— Start RECORD EXCERPTS —

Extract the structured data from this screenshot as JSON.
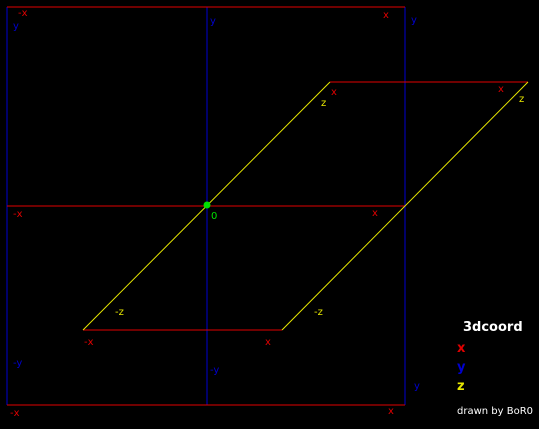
{
  "colors": {
    "background": "#000000",
    "x_axis": "#e00000",
    "y_axis": "#0000d0",
    "z_axis": "#e8e800",
    "origin": "#00e000",
    "text": "#ffffff"
  },
  "labels": {
    "x": "x",
    "neg_x": "-x",
    "y": "y",
    "neg_y": "-y",
    "z": "z",
    "neg_z": "-z",
    "origin": "0"
  },
  "legend": {
    "title": "3dcoord",
    "x": "x",
    "y": "y",
    "z": "z"
  },
  "credit": "drawn by BoR0"
}
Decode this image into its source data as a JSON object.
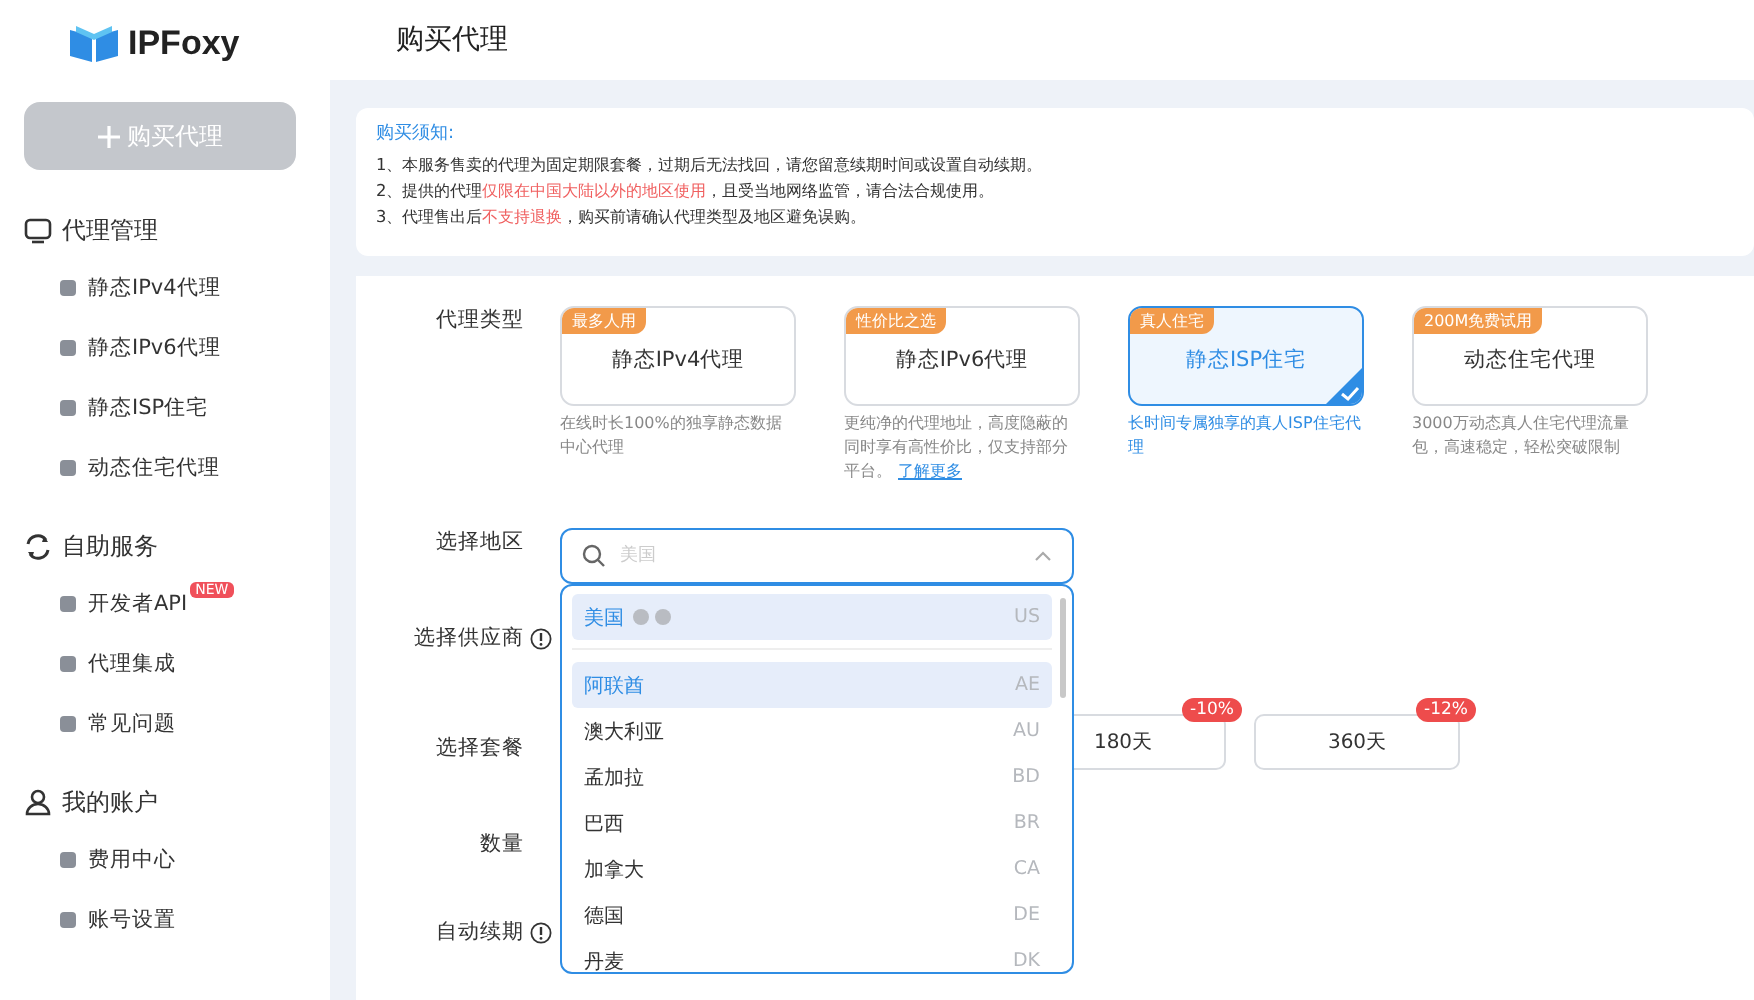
{
  "logo": "IPFoxy",
  "buy_button": "购买代理",
  "sidebar": [
    {
      "title": "代理管理",
      "items": [
        {
          "label": "静态IPv4代理"
        },
        {
          "label": "静态IPv6代理"
        },
        {
          "label": "静态ISP住宅"
        },
        {
          "label": "动态住宅代理"
        }
      ]
    },
    {
      "title": "自助服务",
      "items": [
        {
          "label": "开发者API",
          "badge": "NEW"
        },
        {
          "label": "代理集成"
        },
        {
          "label": "常见问题"
        }
      ]
    },
    {
      "title": "我的账户",
      "items": [
        {
          "label": "费用中心"
        },
        {
          "label": "账号设置"
        }
      ]
    }
  ],
  "page_title": "购买代理",
  "notice": {
    "title": "购买须知:",
    "lines": [
      [
        {
          "text": "1、本服务售卖的代理为固定期限套餐，过期后无法找回，请您留意续期时间或设置自动续期。",
          "kind": "plain"
        }
      ],
      [
        {
          "text": "2、提供的代理",
          "kind": "plain"
        },
        {
          "text": "仅限在中国大陆以外的地区使用",
          "kind": "warn"
        },
        {
          "text": "，且受当地网络监管，请合法合规使用。",
          "kind": "plain"
        }
      ],
      [
        {
          "text": "3、代理售出后",
          "kind": "plain"
        },
        {
          "text": "不支持退换",
          "kind": "warn"
        },
        {
          "text": "，购买前请确认代理类型及地区避免误购。",
          "kind": "plain"
        }
      ]
    ]
  },
  "form": {
    "type_label": "代理类型",
    "types": [
      {
        "tag": "最多人用",
        "name": "静态IPv4代理",
        "desc": "在线时长100%的独享静态数据中心代理",
        "selected": false
      },
      {
        "tag": "性价比之选",
        "name": "静态IPv6代理",
        "desc": "更纯净的代理地址，高度隐蔽的同时享有高性价比，仅支持部分平台。",
        "link": "了解更多",
        "selected": false
      },
      {
        "tag": "真人住宅",
        "name": "静态ISP住宅",
        "desc": "长时间专属独享的真人ISP住宅代理",
        "selected": true
      },
      {
        "tag": "200M免费试用",
        "name": "动态住宅代理",
        "desc": "3000万动态真人住宅代理流量包，高速稳定，轻松突破限制",
        "selected": false
      }
    ],
    "region_label": "选择地区",
    "region_placeholder": "美国",
    "pinned": {
      "name": "美国",
      "code": "US",
      "highlighted": true
    },
    "options": [
      {
        "name": "阿联酋",
        "code": "AE",
        "highlighted": true
      },
      {
        "name": "澳大利亚",
        "code": "AU",
        "highlighted": false
      },
      {
        "name": "孟加拉",
        "code": "BD",
        "highlighted": false
      },
      {
        "name": "巴西",
        "code": "BR",
        "highlighted": false
      },
      {
        "name": "加拿大",
        "code": "CA",
        "highlighted": false
      },
      {
        "name": "德国",
        "code": "DE",
        "highlighted": false
      },
      {
        "name": "丹麦",
        "code": "DK",
        "highlighted": false
      }
    ],
    "supplier_label": "选择供应商",
    "plan_label": "选择套餐",
    "plans": [
      {
        "label": "180天",
        "discount": "-10%"
      },
      {
        "label": "360天",
        "discount": "-12%"
      }
    ],
    "quantity_label": "数量",
    "renew_label": "自动续期"
  }
}
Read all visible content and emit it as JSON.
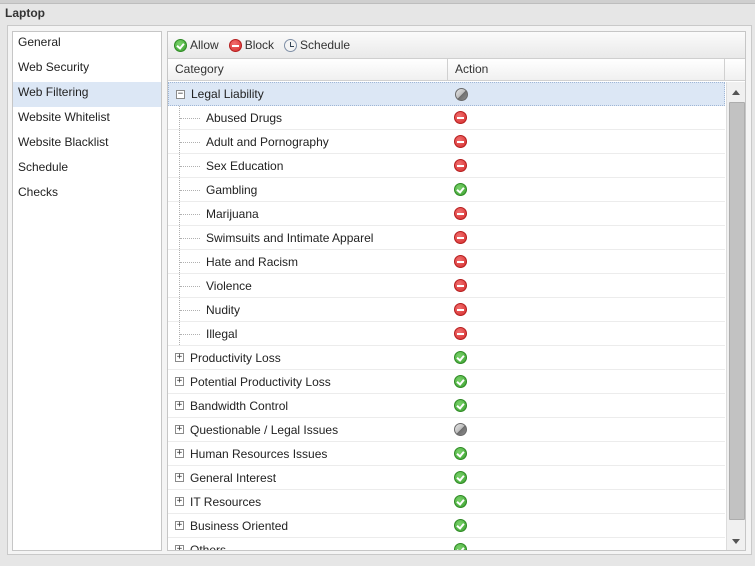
{
  "window": {
    "title": "Laptop"
  },
  "nav": {
    "items": [
      {
        "label": "General",
        "active": false
      },
      {
        "label": "Web Security",
        "active": false
      },
      {
        "label": "Web Filtering",
        "active": true
      },
      {
        "label": "Website Whitelist",
        "active": false
      },
      {
        "label": "Website Blacklist",
        "active": false
      },
      {
        "label": "Schedule",
        "active": false
      },
      {
        "label": "Checks",
        "active": false
      }
    ]
  },
  "toolbar": {
    "allow_label": "Allow",
    "block_label": "Block",
    "schedule_label": "Schedule",
    "allow_icon": "check-circle-icon",
    "block_icon": "minus-circle-icon",
    "schedule_icon": "clock-icon"
  },
  "grid": {
    "columns": {
      "category": "Category",
      "action": "Action"
    },
    "rows": [
      {
        "label": "Legal Liability",
        "level": 0,
        "expanded": true,
        "action": "mixed",
        "selected": true
      },
      {
        "label": "Abused Drugs",
        "level": 1,
        "action": "block"
      },
      {
        "label": "Adult and Pornography",
        "level": 1,
        "action": "block"
      },
      {
        "label": "Sex Education",
        "level": 1,
        "action": "block"
      },
      {
        "label": "Gambling",
        "level": 1,
        "action": "allow"
      },
      {
        "label": "Marijuana",
        "level": 1,
        "action": "block"
      },
      {
        "label": "Swimsuits and Intimate Apparel",
        "level": 1,
        "action": "block"
      },
      {
        "label": "Hate and Racism",
        "level": 1,
        "action": "block"
      },
      {
        "label": "Violence",
        "level": 1,
        "action": "block"
      },
      {
        "label": "Nudity",
        "level": 1,
        "action": "block"
      },
      {
        "label": "Illegal",
        "level": 1,
        "action": "block"
      },
      {
        "label": "Productivity Loss",
        "level": 0,
        "expanded": false,
        "action": "allow"
      },
      {
        "label": "Potential Productivity Loss",
        "level": 0,
        "expanded": false,
        "action": "allow"
      },
      {
        "label": "Bandwidth Control",
        "level": 0,
        "expanded": false,
        "action": "allow"
      },
      {
        "label": "Questionable / Legal Issues",
        "level": 0,
        "expanded": false,
        "action": "mixed"
      },
      {
        "label": "Human Resources Issues",
        "level": 0,
        "expanded": false,
        "action": "allow"
      },
      {
        "label": "General Interest",
        "level": 0,
        "expanded": false,
        "action": "allow"
      },
      {
        "label": "IT Resources",
        "level": 0,
        "expanded": false,
        "action": "allow"
      },
      {
        "label": "Business Oriented",
        "level": 0,
        "expanded": false,
        "action": "allow"
      },
      {
        "label": "Others",
        "level": 0,
        "expanded": false,
        "action": "allow"
      }
    ]
  },
  "colors": {
    "allow": "#3a9f2e",
    "block": "#d42a2a",
    "mixed": "#8f8f8f",
    "selection": "#dce7f5"
  }
}
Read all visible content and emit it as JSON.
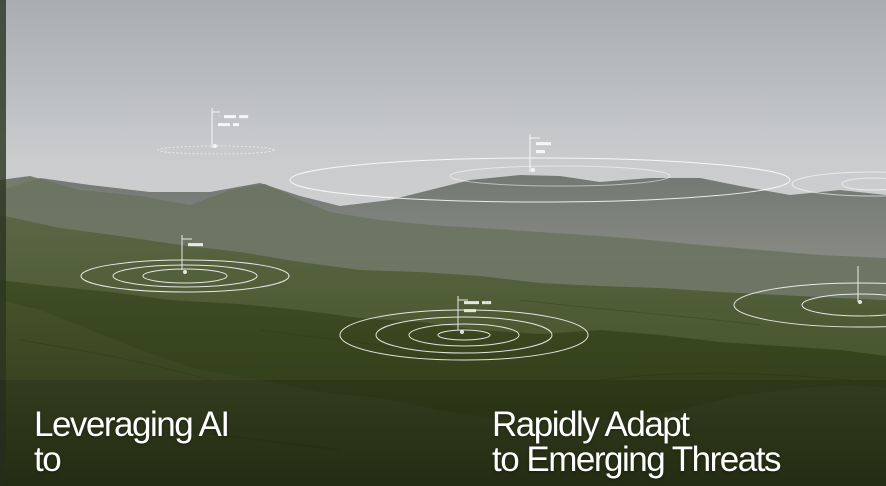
{
  "captions": {
    "left_line1": "Leveraging AI",
    "left_line2": "to",
    "right_line1": "Rapidly Adapt",
    "right_line2": "to Emerging Threats"
  },
  "colors": {
    "sky": "#c4c6c9",
    "distant_ridge": "#7c7f7a",
    "mid_hills": "#56623f",
    "foreground": "#3c4a25",
    "hud_lines": "#ffffff",
    "caption_text": "#ffffff"
  },
  "hud_markers": [
    {
      "name": "marker-sky-left"
    },
    {
      "name": "marker-sky-center"
    },
    {
      "name": "marker-left-hill"
    },
    {
      "name": "marker-center-valley"
    },
    {
      "name": "marker-right-edge"
    }
  ]
}
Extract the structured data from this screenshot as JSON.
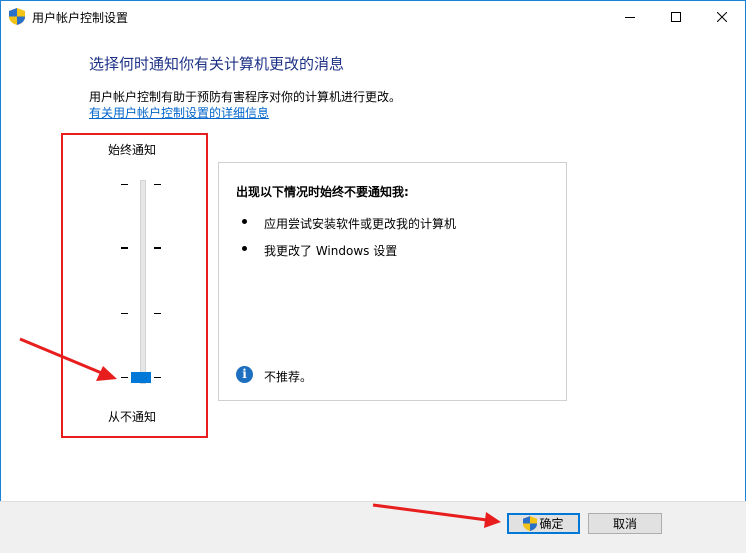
{
  "window": {
    "title": "用户帐户控制设置",
    "controls": {
      "minimize": "minimize-icon",
      "maximize": "maximize-icon",
      "close": "close-icon"
    }
  },
  "main": {
    "heading": "选择何时通知你有关计算机更改的消息",
    "description": "用户帐户控制有助于预防有害程序对你的计算机进行更改。",
    "more_info_link": "有关用户帐户控制设置的详细信息"
  },
  "slider": {
    "top_label": "始终通知",
    "bottom_label": "从不通知",
    "levels": 4,
    "selected_level": 1
  },
  "info_panel": {
    "title": "出现以下情况时始终不要通知我:",
    "bullets": [
      "应用尝试安装软件或更改我的计算机",
      "我更改了 Windows 设置"
    ],
    "note": "不推荐。",
    "note_icon": "info-icon"
  },
  "buttons": {
    "ok": "确定",
    "cancel": "取消"
  },
  "colors": {
    "accent": "#0078d7",
    "heading": "#1e3287",
    "link": "#0066cc",
    "annotation": "#e81e1e"
  }
}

— End RECORD EXCERPTS —

> [INSTRUCTIONS TO FOLLOW]: Copy all lines from the material that contain "ffffff".

> [SOLVED PROBLEM]:
    "text": "#ffffff"
    "hud_lines": "#ffffff",
    "caption_text": "#ffffff"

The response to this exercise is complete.